**DO THIS**. Pictures should be excluded; otherwise, copy every entry exactly.

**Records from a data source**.
● ● ●

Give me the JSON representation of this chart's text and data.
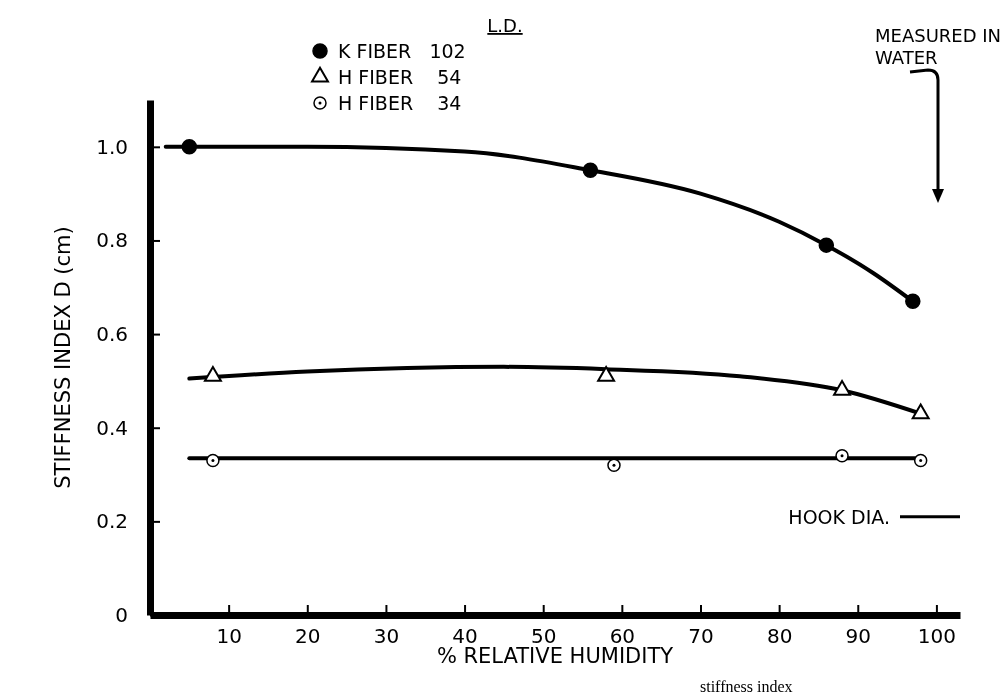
{
  "chart_data": {
    "type": "scatter",
    "xlabel": "% RELATIVE HUMIDITY",
    "ylabel": "STIFFNESS INDEX  D (cm)",
    "legend_title": "L.D.",
    "legend": "top",
    "xlim": [
      0,
      103
    ],
    "xticks": [
      10,
      20,
      30,
      40,
      50,
      60,
      70,
      80,
      90,
      100
    ],
    "ylim": [
      0,
      1.1
    ],
    "yticks": [
      0,
      0.2,
      0.4,
      0.6,
      0.8,
      {
        "value": 1,
        "label": "1.0"
      }
    ],
    "series": [
      {
        "type": "line",
        "color": "#000000",
        "marker": "none",
        "x": [
          2,
          20,
          40,
          56,
          70,
          80,
          86,
          92,
          97
        ],
        "values": [
          1.0,
          1.0,
          0.99,
          0.95,
          0.9,
          0.84,
          0.79,
          0.73,
          0.67
        ]
      },
      {
        "type": "line",
        "color": "#000000",
        "marker": "none",
        "x": [
          5,
          20,
          45,
          58,
          75,
          88,
          98
        ],
        "values": [
          0.505,
          0.52,
          0.53,
          0.525,
          0.51,
          0.48,
          0.43
        ]
      },
      {
        "type": "line",
        "color": "#000000",
        "marker": "none",
        "x": [
          5,
          98
        ],
        "values": [
          0.335,
          0.335
        ]
      },
      {
        "name": "K FIBER   102",
        "color": "#000000",
        "marker": "circle",
        "x": [
          5,
          56,
          86,
          97
        ],
        "values": [
          1.0,
          0.95,
          0.79,
          0.67
        ]
      },
      {
        "name": "H FIBER    54",
        "color": "#ffffff",
        "marker": "triangle",
        "x": [
          8,
          58,
          88,
          98
        ],
        "values": [
          0.51,
          0.51,
          0.48,
          0.43
        ]
      },
      {
        "name": "H FIBER    34",
        "color": "#ffffff",
        "marker": "circle",
        "x": [
          8,
          59,
          88,
          98
        ],
        "values": [
          0.33,
          0.32,
          0.34,
          0.33
        ]
      }
    ],
    "ref_lines": [
      {
        "axis": "y",
        "value": 0.21,
        "label": "HOOK DIA.",
        "color": "#000000"
      }
    ],
    "annotations": [
      "MEASURED IN WATER",
      "stiffness index"
    ]
  }
}
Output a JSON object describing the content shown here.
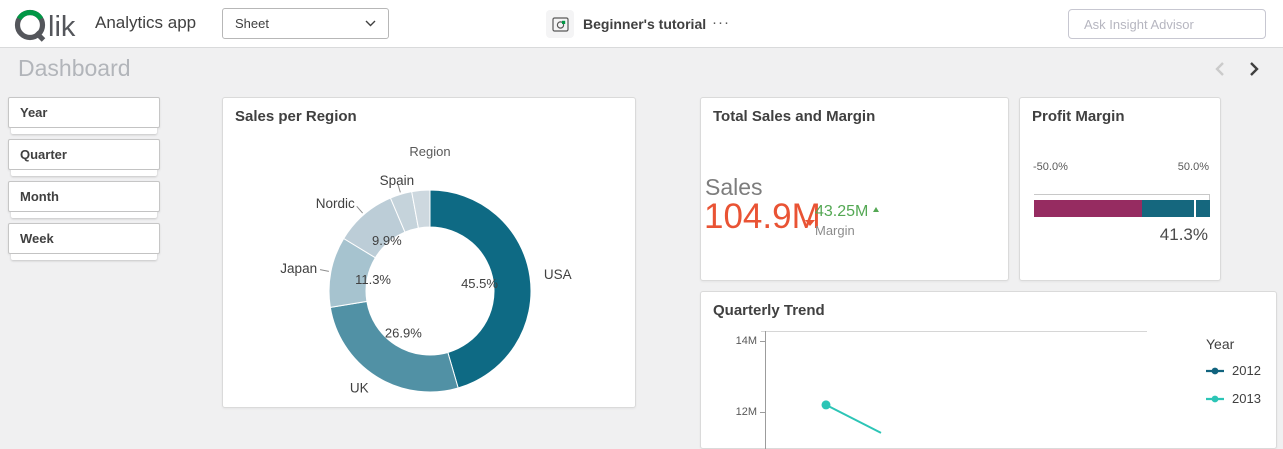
{
  "topbar": {
    "logo": {
      "brand": "Qlik",
      "suffix": "lik"
    },
    "app_name": "Analytics app",
    "sheet_selector": {
      "value": "Sheet"
    },
    "tutorial_label": "Beginner's tutorial",
    "more_menu": "···",
    "search_placeholder": "Ask Insight Advisor"
  },
  "sheet_header": {
    "title": "Dashboard"
  },
  "filters": [
    {
      "label": "Year"
    },
    {
      "label": "Quarter"
    },
    {
      "label": "Month"
    },
    {
      "label": "Week"
    }
  ],
  "cards": {
    "sales_region": {
      "title": "Sales per Region",
      "dimension_label": "Region"
    },
    "kpi": {
      "title": "Total Sales and Margin",
      "primary_label": "Sales",
      "primary_value": "104.9M",
      "primary_color": "#e95334",
      "secondary_value": "43.25M",
      "secondary_color": "#54a854",
      "secondary_label": "Margin"
    },
    "gauge": {
      "title": "Profit Margin"
    },
    "trend": {
      "title": "Quarterly Trend"
    }
  },
  "chart_data": [
    {
      "type": "pie",
      "subtype": "donut",
      "title": "Sales per Region",
      "dimension": "Region",
      "slices": [
        {
          "label": "USA",
          "value": 45.5,
          "pct_label": "45.5%",
          "color": "#0e6a84",
          "leader": false
        },
        {
          "label": "UK",
          "value": 26.9,
          "pct_label": "26.9%",
          "color": "#5191a5",
          "leader": false
        },
        {
          "label": "Japan",
          "value": 11.3,
          "pct_label": "11.3%",
          "color": "#a6c3cf",
          "leader": true
        },
        {
          "label": "Nordic",
          "value": 9.9,
          "pct_label": "9.9%",
          "color": "#bccdd7",
          "leader": true
        },
        {
          "label": "Spain",
          "value": 3.5,
          "pct_label": null,
          "color": "#c5d3db",
          "leader": true
        },
        {
          "label": null,
          "value": 2.9,
          "pct_label": null,
          "color": "#cdd8df",
          "leader": false
        }
      ]
    },
    {
      "type": "bar",
      "subtype": "bullet-gauge",
      "title": "Profit Margin",
      "min": -50,
      "max": 50,
      "value": 41.3,
      "value_label": "41.3%",
      "axis_labels": [
        "-50.0%",
        "50.0%"
      ],
      "segments": [
        {
          "from": -50,
          "to": 11.4,
          "color": "#962c61"
        },
        {
          "from": 11.4,
          "to": 50,
          "color": "#15677e"
        }
      ],
      "marker_color": "#ffffff"
    },
    {
      "type": "line",
      "title": "Quarterly Trend",
      "y_ticks": [
        "14M",
        "12M"
      ],
      "legend_title": "Year",
      "legend_position": "right",
      "series": [
        {
          "name": "2012",
          "color": "#11637e",
          "visible_points_m": []
        },
        {
          "name": "2013",
          "color": "#2cc5b6",
          "visible_points_m": [
            12.2
          ]
        }
      ],
      "note_visible_range_m": [
        12,
        14
      ]
    }
  ]
}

● ● ●

**IN RESPONSE**.
Give me the JSON representation of this chart's text and data.
{
  "chart_data": {
    "type": "scatter",
    "xlabel": "% RELATIVE HUMIDITY",
    "ylabel": "STIFFNESS INDEX  D (cm)",
    "legend_title": "L.D.",
    "legend": "top",
    "xlim": [
      0,
      103
    ],
    "xticks": [
      10,
      20,
      30,
      40,
      50,
      60,
      70,
      80,
      90,
      100
    ],
    "ylim": [
      0,
      1.1
    ],
    "yticks": [
      0,
      0.2,
      0.4,
      0.6,
      0.8,
      {
        "value": 1,
        "label": "1.0"
      }
    ],
    "series": [
      {
        "type": "line",
        "color": "#000000",
        "marker": "none",
        "x": [
          2,
          20,
          40,
          56,
          70,
          80,
          86,
          92,
          97
        ],
        "values": [
          1.0,
          1.0,
          0.99,
          0.95,
          0.9,
          0.84,
          0.79,
          0.73,
          0.67
        ]
      },
      {
        "type": "line",
        "color": "#000000",
        "marker": "none",
        "x": [
          5,
          20,
          45,
          58,
          75,
          88,
          98
        ],
        "values": [
          0.505,
          0.52,
          0.53,
          0.525,
          0.51,
          0.48,
          0.43
        ]
      },
      {
        "type": "line",
        "color": "#000000",
        "marker": "none",
        "x": [
          5,
          98
        ],
        "values": [
          0.335,
          0.335
        ]
      },
      {
        "name": "K FIBER   102",
        "color": "#000000",
        "marker": "circle",
        "x": [
          5,
          56,
          86,
          97
        ],
        "values": [
          1.0,
          0.95,
          0.79,
          0.67
        ]
      },
      {
        "name": "H FIBER    54",
        "color": "#ffffff",
        "marker": "triangle",
        "x": [
          8,
          58,
          88,
          98
        ],
        "values": [
          0.51,
          0.51,
          0.48,
          0.43
        ]
      },
      {
        "name": "H FIBER    34",
        "color": "#ffffff",
        "marker": "circle",
        "x": [
          8,
          59,
          88,
          98
        ],
        "values": [
          0.33,
          0.32,
          0.34,
          0.33
        ]
      }
    ],
    "ref_lines": [
      {
        "axis": "y",
        "value": 0.21,
        "label": "HOOK DIA.",
        "color": "#000000"
      }
    ],
    "annotations": [
      "MEASURED IN WATER",
      "stiffness index"
    ]
  }
}
Output a JSON object describing the content shown here.
{
  "topbar": {
    "logo": {
      "brand": "Qlik",
      "suffix": "lik"
    },
    "app_name": "Analytics app",
    "sheet_selector": {
      "value": "Sheet"
    },
    "tutorial_label": "Beginner's tutorial",
    "more_menu": "···",
    "search_placeholder": "Ask Insight Advisor"
  },
  "sheet_header": {
    "title": "Dashboard"
  },
  "filters": [
    {
      "label": "Year"
    },
    {
      "label": "Quarter"
    },
    {
      "label": "Month"
    },
    {
      "label": "Week"
    }
  ],
  "cards": {
    "sales_region": {
      "title": "Sales per Region",
      "dimension_label": "Region"
    },
    "kpi": {
      "title": "Total Sales and Margin",
      "primary_label": "Sales",
      "primary_value": "104.9M",
      "primary_color": "#e95334",
      "secondary_value": "43.25M",
      "secondary_color": "#54a854",
      "secondary_label": "Margin"
    },
    "gauge": {
      "title": "Profit Margin"
    },
    "trend": {
      "title": "Quarterly Trend"
    }
  },
  "chart_data": [
    {
      "type": "pie",
      "subtype": "donut",
      "title": "Sales per Region",
      "dimension": "Region",
      "slices": [
        {
          "label": "USA",
          "value": 45.5,
          "pct_label": "45.5%",
          "color": "#0e6a84",
          "leader": false
        },
        {
          "label": "UK",
          "value": 26.9,
          "pct_label": "26.9%",
          "color": "#5191a5",
          "leader": false
        },
        {
          "label": "Japan",
          "value": 11.3,
          "pct_label": "11.3%",
          "color": "#a6c3cf",
          "leader": true
        },
        {
          "label": "Nordic",
          "value": 9.9,
          "pct_label": "9.9%",
          "color": "#bccdd7",
          "leader": true
        },
        {
          "label": "Spain",
          "value": 3.5,
          "pct_label": null,
          "color": "#c5d3db",
          "leader": true
        },
        {
          "label": null,
          "value": 2.9,
          "pct_label": null,
          "color": "#cdd8df",
          "leader": false
        }
      ]
    },
    {
      "type": "bar",
      "subtype": "bullet-gauge",
      "title": "Profit Margin",
      "min": -50,
      "max": 50,
      "value": 41.3,
      "value_label": "41.3%",
      "axis_labels": [
        "-50.0%",
        "50.0%"
      ],
      "segments": [
        {
          "from": -50,
          "to": 11.4,
          "color": "#962c61"
        },
        {
          "from": 11.4,
          "to": 50,
          "color": "#15677e"
        }
      ],
      "marker_color": "#ffffff"
    },
    {
      "type": "line",
      "title": "Quarterly Trend",
      "y_ticks": [
        "14M",
        "12M"
      ],
      "legend_title": "Year",
      "legend_position": "right",
      "series": [
        {
          "name": "2012",
          "color": "#11637e",
          "visible_points_m": []
        },
        {
          "name": "2013",
          "color": "#2cc5b6",
          "visible_points_m": [
            12.2
          ]
        }
      ],
      "note_visible_range_m": [
        12,
        14
      ]
    }
  ]
}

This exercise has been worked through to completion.